Given task:
Print out each entry below exactly, please.

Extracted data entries
+ + + + + + +
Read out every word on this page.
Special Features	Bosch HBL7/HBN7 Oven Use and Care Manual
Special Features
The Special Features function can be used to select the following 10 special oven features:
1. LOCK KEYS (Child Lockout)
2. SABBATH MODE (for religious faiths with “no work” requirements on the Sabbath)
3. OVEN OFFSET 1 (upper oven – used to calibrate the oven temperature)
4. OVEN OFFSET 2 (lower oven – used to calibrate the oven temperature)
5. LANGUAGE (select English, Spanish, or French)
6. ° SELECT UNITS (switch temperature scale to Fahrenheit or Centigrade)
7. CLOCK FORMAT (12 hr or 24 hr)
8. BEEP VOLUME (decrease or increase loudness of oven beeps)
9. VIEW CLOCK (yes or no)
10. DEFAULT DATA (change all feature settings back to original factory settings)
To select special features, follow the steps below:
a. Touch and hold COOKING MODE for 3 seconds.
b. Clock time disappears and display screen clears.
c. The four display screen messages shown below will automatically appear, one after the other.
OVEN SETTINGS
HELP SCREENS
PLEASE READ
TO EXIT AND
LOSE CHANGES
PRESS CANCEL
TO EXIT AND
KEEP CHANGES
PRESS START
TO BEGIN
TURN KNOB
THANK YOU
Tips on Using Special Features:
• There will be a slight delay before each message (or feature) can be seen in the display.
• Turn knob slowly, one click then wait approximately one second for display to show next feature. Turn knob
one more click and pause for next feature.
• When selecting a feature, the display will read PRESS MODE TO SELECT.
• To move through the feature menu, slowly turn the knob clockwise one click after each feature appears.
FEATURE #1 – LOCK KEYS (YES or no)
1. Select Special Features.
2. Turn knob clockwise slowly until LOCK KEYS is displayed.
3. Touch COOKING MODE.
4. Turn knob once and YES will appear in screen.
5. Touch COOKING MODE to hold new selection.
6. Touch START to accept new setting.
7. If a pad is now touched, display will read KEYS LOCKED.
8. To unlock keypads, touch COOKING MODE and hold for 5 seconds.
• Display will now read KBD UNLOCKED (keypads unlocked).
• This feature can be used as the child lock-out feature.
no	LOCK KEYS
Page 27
+ + + + + + +
Task answer:
Read out every word on this page.
Special Features	Bosch HBL7/HBN7 Oven Use and Care Manual
Special Features
The Special Features function can be used to select the following 10 special oven features:
1. LOCK KEYS (Child Lockout)
2. SABBATH MODE (for religious faiths with “no work” requirements on the Sabbath)
3. OVEN OFFSET 1 (upper oven – used to calibrate the oven temperature)
4. OVEN OFFSET 2 (lower oven – used to calibrate the oven temperature)
5. LANGUAGE (select English, Spanish, or French)
6. ° SELECT UNITS (switch temperature scale to Fahrenheit or Centigrade)
7. CLOCK FORMAT (12 hr or 24 hr)
8. BEEP VOLUME (decrease or increase loudness of oven beeps)
9. VIEW CLOCK (yes or no)
10. DEFAULT DATA (change all feature settings back to original factory settings)
To select special features, follow the steps below:
a. Touch and hold COOKING MODE for 3 seconds.
b. Clock time disappears and display screen clears.
c. The four display screen messages shown below will automatically appear, one after the other.
OVEN SETTINGS
HELP SCREENS
PLEASE READ
TO EXIT AND
LOSE CHANGES
PRESS CANCEL
TO EXIT AND
KEEP CHANGES
PRESS START
TO BEGIN
TURN KNOB
THANK YOU
Tips on Using Special Features:
• There will be a slight delay before each message (or feature) can be seen in the display.
• Turn knob slowly, one click then wait approximately one second for display to show next feature. Turn knob
one more click and pause for next feature.
• When selecting a feature, the display will read PRESS MODE TO SELECT.
• To move through the feature menu, slowly turn the knob clockwise one click after each feature appears.
FEATURE #1 – LOCK KEYS (YES or no)
1. Select Special Features.
2. Turn knob clockwise slowly until LOCK KEYS is displayed.
3. Touch COOKING MODE.
4. Turn knob once and YES will appear in screen.
5. Touch COOKING MODE to hold new selection.
6. Touch START to accept new setting.
7. If a pad is now touched, display will read KEYS LOCKED.
8. To unlock keypads, touch COOKING MODE and hold for 5 seconds.
• Display will now read KBD UNLOCKED (keypads unlocked).
• This feature can be used as the child lock-out feature.
no	LOCK KEYS
Page 27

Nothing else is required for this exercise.